### GIVEN TASK
Lines containing the string "thou" are to be collected in full.

### PROVIDED ENTRIES
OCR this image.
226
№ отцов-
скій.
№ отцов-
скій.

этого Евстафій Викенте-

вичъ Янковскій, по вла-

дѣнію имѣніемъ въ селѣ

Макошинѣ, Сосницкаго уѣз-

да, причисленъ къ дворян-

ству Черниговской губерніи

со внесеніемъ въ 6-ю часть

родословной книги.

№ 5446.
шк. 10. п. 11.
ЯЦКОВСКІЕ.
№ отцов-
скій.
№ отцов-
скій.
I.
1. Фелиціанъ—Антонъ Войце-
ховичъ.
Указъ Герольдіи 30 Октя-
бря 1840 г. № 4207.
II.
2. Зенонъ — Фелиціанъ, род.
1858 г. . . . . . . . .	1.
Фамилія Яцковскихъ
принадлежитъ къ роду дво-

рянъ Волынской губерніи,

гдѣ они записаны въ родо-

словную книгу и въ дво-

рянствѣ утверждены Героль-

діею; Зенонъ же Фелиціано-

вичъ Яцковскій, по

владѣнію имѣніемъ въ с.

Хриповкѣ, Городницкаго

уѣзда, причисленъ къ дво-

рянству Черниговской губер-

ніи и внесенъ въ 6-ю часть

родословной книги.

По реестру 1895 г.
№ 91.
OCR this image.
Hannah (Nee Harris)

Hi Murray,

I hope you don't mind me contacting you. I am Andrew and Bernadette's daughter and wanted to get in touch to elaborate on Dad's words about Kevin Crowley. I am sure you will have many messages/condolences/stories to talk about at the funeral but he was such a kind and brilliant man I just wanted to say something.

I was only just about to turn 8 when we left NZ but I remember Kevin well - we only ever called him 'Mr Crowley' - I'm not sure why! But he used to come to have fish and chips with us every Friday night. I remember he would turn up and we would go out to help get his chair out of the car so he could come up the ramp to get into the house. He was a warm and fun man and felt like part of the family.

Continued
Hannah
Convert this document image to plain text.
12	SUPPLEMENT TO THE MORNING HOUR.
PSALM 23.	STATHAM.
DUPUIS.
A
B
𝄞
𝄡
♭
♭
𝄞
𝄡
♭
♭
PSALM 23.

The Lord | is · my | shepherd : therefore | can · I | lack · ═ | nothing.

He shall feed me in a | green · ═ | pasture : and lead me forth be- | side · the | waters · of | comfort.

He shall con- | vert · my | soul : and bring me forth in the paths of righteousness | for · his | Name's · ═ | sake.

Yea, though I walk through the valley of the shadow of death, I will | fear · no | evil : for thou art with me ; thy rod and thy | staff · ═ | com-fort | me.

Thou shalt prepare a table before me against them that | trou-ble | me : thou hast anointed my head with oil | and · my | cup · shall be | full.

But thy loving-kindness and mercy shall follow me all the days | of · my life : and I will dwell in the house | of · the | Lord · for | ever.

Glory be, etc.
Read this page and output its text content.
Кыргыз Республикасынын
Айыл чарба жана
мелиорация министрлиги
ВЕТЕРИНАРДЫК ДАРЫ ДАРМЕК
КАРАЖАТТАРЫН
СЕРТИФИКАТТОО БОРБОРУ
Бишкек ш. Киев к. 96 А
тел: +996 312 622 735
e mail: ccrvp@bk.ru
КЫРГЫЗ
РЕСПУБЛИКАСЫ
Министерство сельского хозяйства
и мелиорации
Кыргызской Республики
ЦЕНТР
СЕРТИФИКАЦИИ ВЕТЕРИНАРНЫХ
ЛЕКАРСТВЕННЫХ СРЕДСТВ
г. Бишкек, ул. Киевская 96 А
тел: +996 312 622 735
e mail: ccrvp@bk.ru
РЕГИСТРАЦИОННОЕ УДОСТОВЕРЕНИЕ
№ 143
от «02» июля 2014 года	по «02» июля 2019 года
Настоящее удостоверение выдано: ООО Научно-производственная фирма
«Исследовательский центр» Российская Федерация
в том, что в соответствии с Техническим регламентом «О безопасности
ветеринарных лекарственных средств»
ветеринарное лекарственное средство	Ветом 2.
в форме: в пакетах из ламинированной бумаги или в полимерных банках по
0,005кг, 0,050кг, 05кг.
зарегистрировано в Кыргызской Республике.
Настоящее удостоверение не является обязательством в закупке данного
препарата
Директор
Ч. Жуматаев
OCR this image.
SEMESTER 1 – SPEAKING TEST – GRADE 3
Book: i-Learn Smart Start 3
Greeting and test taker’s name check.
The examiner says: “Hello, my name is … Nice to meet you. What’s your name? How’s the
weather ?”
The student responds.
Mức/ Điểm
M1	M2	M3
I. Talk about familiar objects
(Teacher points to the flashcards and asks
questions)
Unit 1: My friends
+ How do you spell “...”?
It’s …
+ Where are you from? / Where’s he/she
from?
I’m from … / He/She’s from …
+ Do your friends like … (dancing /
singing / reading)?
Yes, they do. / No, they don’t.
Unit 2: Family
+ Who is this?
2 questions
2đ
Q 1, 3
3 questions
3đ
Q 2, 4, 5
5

### COMPLETE OUTPUT
Yea, though I walk through the valley of the shadow of death, I will | fear · no | evil : for thou art with me ; thy rod and thy | staff · ═ | com-fort | me.
Thou shalt prepare a table before me against them that | trou-ble | me : thou hast anointed my head with oil | and · my | cup · shall be | full.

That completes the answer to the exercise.